**TEXTAUSZUG:**
Der Bürgermeister ist Rainer Schubert (SPD). Die aktuelle (2006) Zusammensetzung des Stadtrates ist wiefolgt:
Die markanteste Sehenswürdigkeit der Stadt ist die weithin über die Elbaue sichtbare Kirche „Unser Lieben Frauen“, ein dreischiffiger Hallenbau (15. Jh.?) mit ihrem 86 m hohen, imposanten Turm aus dem 19. Jahrhundert. 1854 stürzte der ursprüngliche Kirchturm teilweise ein und wurde in den folgenden fünf Jahren in der heutigen Form wieder aufgebaut. Noch heute besitzt die Kirche interessante Präsentationsstücke wie Reste spätmittelalterlicher Wandmalereien, ein Sakramentshaus aus Sandstein und einen Schnitzaltar (beide aus dem 15. Jahrhundert) sowie einen sehr schönen Taufstein. Sehenswert sind auch das spätgotische Rathaus mit den Renaissanceanbauten, die Kursächsische Postmeilensäule von 1725 und die zum Teil noch gut erhaltene Stadtmauer aus dem 14. Jahrhundert.

**AUFGABE:**
In welchem Jahr stürzte laut dem Textauszug der ursprüngliche Turm der Kirche „Unser Lieben Frauen“ teilweise ein?

**VORLIEGENDE ZEILEN:**

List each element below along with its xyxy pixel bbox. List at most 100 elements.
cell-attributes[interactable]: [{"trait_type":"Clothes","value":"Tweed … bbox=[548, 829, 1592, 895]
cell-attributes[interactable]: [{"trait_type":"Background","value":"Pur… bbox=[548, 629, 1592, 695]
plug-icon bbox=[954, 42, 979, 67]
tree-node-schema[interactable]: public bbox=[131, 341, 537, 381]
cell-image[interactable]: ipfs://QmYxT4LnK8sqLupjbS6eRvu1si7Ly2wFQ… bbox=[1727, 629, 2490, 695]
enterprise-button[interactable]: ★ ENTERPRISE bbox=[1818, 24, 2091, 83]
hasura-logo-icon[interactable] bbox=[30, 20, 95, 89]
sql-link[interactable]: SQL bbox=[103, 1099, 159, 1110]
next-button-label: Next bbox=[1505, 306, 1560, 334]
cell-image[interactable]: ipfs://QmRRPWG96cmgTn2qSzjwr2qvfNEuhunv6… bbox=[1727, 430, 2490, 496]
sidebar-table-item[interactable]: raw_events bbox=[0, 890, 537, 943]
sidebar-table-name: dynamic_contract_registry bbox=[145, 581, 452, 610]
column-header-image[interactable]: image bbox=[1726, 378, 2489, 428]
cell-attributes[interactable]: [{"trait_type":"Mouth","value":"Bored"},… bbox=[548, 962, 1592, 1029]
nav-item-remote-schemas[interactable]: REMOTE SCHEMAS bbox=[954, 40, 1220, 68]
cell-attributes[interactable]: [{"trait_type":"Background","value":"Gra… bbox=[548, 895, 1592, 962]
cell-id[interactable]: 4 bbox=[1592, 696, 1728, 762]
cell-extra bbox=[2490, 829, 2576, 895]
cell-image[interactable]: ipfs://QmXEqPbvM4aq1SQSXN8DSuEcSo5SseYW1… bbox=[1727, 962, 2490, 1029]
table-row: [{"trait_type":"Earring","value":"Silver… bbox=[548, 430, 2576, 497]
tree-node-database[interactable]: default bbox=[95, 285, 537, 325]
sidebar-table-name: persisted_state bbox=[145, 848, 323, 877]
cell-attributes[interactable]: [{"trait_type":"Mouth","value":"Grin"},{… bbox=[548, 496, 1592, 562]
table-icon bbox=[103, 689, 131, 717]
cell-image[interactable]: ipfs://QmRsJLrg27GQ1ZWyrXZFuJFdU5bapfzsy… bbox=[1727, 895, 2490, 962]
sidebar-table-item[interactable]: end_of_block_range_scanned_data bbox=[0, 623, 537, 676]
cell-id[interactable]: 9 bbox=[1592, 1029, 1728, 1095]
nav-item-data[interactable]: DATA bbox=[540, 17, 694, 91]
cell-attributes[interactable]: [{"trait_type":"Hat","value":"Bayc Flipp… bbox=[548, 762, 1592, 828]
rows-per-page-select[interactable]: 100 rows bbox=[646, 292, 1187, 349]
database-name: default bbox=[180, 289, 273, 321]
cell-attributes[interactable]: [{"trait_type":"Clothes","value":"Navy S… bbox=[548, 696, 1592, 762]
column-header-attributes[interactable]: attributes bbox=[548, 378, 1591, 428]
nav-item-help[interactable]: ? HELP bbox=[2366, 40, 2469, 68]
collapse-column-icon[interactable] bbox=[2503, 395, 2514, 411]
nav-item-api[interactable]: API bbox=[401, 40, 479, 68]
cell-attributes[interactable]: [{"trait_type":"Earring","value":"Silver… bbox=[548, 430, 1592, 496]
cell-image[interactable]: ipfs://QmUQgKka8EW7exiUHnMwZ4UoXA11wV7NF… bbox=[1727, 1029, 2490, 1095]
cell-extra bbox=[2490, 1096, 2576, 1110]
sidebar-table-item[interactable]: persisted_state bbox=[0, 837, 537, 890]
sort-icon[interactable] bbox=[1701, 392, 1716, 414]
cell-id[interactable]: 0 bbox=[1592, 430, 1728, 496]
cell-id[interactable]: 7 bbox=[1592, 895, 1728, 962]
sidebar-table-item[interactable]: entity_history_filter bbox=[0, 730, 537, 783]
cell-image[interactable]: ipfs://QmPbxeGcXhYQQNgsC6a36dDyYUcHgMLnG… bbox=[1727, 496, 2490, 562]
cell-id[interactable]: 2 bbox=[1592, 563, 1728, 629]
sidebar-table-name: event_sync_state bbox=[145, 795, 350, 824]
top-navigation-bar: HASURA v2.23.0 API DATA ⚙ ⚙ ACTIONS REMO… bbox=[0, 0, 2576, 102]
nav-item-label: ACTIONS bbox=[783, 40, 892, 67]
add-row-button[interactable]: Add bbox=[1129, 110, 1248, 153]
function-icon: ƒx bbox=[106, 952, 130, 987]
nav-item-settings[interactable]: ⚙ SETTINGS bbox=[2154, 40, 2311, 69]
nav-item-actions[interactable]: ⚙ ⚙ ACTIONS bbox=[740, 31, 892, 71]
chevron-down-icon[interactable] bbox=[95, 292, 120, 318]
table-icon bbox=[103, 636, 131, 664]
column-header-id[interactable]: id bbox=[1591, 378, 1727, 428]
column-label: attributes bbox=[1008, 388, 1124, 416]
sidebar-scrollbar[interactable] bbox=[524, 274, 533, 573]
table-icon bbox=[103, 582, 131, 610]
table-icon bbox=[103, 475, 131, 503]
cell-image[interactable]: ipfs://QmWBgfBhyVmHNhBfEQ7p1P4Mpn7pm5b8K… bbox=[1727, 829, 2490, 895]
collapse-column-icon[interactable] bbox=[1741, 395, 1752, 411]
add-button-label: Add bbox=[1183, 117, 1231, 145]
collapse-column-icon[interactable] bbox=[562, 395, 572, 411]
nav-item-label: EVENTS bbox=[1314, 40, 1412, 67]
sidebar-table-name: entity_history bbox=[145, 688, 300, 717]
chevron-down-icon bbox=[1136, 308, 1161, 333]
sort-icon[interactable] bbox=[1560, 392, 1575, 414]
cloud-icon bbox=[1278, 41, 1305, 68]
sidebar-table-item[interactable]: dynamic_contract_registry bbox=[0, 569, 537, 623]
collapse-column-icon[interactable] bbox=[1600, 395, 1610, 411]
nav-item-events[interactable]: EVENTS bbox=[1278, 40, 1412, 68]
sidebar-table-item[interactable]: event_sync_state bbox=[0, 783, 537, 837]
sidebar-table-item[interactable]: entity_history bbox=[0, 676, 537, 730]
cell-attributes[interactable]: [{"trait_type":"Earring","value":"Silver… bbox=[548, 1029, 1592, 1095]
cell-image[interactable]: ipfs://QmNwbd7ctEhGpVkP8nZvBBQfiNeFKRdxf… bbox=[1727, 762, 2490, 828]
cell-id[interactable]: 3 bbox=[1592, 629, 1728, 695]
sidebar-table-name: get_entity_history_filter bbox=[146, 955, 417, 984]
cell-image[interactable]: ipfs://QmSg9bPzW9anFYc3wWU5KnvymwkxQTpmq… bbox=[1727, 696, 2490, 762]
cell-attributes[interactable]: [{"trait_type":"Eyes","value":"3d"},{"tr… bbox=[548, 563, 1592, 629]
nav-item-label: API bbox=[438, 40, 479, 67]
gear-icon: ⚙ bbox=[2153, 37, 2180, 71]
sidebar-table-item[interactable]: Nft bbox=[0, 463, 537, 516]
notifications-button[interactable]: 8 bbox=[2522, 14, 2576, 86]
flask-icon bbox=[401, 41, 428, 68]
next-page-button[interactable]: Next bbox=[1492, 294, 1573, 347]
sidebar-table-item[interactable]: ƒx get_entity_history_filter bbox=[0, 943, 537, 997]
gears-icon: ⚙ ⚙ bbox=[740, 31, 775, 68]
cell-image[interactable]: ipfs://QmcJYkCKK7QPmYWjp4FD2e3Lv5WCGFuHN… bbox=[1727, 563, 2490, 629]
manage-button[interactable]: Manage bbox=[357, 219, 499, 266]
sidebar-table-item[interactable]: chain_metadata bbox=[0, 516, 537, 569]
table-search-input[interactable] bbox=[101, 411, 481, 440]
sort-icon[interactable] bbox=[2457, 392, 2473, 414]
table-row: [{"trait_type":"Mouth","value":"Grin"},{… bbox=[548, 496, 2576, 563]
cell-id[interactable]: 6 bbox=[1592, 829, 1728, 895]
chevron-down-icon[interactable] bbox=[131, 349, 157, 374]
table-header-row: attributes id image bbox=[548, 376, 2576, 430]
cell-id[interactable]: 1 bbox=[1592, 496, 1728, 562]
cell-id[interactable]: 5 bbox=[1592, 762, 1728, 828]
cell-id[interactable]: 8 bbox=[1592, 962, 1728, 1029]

**SCHRIFTLICHE ANTWORT:**
1854